• _The request_: Review the lines that follow and copy each one that contains the word "label".

━━ Data lines ━━

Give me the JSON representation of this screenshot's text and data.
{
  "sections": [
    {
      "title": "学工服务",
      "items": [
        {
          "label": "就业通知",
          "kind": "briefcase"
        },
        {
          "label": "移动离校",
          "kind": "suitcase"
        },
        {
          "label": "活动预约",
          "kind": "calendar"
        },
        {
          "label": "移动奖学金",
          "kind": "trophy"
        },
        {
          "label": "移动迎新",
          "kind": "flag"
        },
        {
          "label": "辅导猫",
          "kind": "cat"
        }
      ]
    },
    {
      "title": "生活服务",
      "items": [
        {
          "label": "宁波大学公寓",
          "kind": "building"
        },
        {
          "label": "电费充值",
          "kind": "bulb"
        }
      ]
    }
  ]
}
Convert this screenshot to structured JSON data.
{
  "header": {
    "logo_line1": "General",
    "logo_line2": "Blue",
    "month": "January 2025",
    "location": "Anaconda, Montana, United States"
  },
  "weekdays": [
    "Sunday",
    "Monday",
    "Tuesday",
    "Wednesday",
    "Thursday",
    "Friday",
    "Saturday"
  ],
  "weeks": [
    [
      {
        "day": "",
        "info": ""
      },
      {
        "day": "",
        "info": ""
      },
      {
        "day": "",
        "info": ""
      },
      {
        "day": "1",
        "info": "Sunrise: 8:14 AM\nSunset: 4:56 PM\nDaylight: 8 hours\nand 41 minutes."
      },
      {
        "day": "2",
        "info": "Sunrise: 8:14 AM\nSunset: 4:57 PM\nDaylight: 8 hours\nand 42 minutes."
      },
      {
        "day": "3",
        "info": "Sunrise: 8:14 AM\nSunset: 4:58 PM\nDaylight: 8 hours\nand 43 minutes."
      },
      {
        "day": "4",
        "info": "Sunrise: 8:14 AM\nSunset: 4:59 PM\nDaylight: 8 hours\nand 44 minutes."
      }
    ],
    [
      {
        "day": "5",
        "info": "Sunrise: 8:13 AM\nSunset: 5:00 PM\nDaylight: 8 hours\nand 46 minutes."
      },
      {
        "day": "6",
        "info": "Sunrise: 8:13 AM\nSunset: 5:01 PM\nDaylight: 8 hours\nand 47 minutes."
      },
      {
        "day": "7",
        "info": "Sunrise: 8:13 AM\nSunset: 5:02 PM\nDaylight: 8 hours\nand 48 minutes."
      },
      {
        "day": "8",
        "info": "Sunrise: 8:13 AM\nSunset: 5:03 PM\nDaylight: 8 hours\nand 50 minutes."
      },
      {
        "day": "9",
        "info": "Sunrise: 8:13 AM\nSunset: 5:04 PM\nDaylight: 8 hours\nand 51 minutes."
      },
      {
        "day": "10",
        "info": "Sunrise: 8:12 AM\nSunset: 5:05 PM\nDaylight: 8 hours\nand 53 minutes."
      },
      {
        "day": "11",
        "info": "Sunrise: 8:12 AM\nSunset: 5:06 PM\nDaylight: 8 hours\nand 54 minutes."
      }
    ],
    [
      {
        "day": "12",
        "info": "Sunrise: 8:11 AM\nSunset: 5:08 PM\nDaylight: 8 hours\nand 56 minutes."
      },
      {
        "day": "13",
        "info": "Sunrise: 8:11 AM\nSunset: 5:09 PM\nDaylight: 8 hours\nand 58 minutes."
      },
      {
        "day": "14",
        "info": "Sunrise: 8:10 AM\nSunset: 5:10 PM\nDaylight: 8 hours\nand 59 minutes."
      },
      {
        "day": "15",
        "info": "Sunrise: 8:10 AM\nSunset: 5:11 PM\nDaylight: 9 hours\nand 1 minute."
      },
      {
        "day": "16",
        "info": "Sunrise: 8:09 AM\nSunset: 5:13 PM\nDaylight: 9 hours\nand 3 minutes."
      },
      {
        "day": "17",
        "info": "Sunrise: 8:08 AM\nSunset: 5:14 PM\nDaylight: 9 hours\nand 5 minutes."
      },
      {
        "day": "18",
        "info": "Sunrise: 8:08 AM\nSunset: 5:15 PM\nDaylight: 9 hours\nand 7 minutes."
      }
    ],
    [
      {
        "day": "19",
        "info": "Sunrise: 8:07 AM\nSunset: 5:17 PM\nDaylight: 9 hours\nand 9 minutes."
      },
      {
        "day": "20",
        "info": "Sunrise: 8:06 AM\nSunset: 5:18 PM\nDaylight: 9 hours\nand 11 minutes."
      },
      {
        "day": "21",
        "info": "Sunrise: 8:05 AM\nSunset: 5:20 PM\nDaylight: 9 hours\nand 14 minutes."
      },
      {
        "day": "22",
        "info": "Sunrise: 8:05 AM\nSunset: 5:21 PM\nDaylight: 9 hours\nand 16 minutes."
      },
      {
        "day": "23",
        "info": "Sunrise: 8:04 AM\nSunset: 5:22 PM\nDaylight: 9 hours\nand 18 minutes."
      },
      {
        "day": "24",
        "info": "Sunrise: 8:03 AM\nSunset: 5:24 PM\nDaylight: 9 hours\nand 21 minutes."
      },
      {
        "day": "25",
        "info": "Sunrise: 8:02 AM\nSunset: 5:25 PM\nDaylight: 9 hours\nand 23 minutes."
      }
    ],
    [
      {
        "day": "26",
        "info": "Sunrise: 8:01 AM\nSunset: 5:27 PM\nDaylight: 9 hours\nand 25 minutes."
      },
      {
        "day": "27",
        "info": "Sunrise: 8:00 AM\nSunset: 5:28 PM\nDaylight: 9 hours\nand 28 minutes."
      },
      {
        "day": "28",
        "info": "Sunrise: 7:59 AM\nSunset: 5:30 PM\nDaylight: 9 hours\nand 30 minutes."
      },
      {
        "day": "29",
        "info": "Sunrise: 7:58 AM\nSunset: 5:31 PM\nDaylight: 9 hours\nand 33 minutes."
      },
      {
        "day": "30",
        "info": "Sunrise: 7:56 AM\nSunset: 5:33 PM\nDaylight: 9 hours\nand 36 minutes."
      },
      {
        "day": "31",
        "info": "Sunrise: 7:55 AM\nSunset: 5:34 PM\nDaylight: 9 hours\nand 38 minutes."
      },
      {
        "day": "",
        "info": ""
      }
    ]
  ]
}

━━━

• _Full solution_:
          "label": "就业通知",
          "label": "移动离校",
          "label": "活动预约",
          "label": "移动奖学金",
          "label": "移动迎新",
          "label": "辅导猫",
          "label": "宁波大学公寓",
          "label": "电费充值",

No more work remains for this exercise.